▸ **Work item**
Continue the article about IBM's Many Eyes data visualization website, starting after its last sentence.

▸ **Text passage**
==================================================

Sharing Data Visualization
IBM is showing that there’s more to the social Internet than just sharing pictures and video clips. The company has launched a new website, called Many Eyes, with the hope of adding a social aspect to data visualizations like maps, network diagrams, and scatter plots. The site’s users already include Christian bloggers, nutritionists, and professors.

Many Eyes teaches people how to build their own visualizations (a simple tutorial can be found here) so that they can dive into complex, multidimensional data. Since its launch in January, the site has amassed nearly 2,000 visualizations that illustrate, for example, the carbon emission of cars and the nutritional information of food on a McDonald’s menu. For example, by illustrating numbers graphically, users see how Big Macs compare with double cheeseburgers in terms of calories, fat, and sodium–differences that might be harder to spot on a chart of numbers.

==================================================

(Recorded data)
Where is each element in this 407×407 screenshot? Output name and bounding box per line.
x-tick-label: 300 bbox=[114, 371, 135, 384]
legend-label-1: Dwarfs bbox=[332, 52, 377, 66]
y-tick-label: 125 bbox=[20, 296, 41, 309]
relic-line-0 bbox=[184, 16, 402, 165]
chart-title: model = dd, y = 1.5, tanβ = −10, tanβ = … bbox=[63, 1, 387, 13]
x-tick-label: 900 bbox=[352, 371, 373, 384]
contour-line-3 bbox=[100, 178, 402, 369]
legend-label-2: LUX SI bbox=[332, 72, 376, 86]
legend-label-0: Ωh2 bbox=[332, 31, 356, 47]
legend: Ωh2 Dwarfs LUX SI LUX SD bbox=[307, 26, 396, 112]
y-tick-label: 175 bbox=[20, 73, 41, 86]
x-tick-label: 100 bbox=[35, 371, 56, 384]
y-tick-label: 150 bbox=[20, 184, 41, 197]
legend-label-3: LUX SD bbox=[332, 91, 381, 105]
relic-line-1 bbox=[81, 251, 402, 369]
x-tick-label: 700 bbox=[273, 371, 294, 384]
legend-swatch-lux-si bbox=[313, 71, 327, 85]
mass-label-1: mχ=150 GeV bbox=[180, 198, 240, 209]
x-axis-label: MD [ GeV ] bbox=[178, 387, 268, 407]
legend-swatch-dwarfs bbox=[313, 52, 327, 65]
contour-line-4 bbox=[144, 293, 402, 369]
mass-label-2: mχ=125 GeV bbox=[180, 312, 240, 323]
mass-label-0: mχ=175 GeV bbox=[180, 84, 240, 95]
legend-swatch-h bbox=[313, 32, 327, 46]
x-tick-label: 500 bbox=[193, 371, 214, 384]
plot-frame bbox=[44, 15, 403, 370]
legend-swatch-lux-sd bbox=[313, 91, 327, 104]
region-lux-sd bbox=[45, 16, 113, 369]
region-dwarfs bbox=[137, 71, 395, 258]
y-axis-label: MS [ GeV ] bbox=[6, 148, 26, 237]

==================================================

▸ **Reply to the exercise**
Many Eyes was developed by Martin Wattenberg and Fernanda Viegas, researchers at IBM’s Visual Communication Lab, in Cambridge, MA. To be sure, Many Eyes is not the first, or even the most powerful, data-visualization tool available. Spotfire, for instance, is well-known software that businesses use to visualize and analyze trends. But what makes Many Eyes novel is that it’s explicitly designed to be a social site for sharing visualizations and analysis; it’s essentially the Flickr of data plots.
While the field of data visualization in general isn’t new, it has seen a sort of rebirth in the past few years thanks to the availability of software tools that explore data sets, as well as the ubiquity of data sets themselves, says Ben Shneiderman, a professor of computer science at the University of Maryland, in College Park. “It’s one of those things that after 15 years, it’s an overnight success.” Recently, Shneiderman says, data visualizations have gone from static charts commonly used in PowerPoint presentations to dynamic displays of multidimensional data. “Suddenly,” he says, “we’ve been given a new eye to see things that we’ve never seen before.”
Multimedia
View a slideshow of different illustrations and graphics created using Many Eyes.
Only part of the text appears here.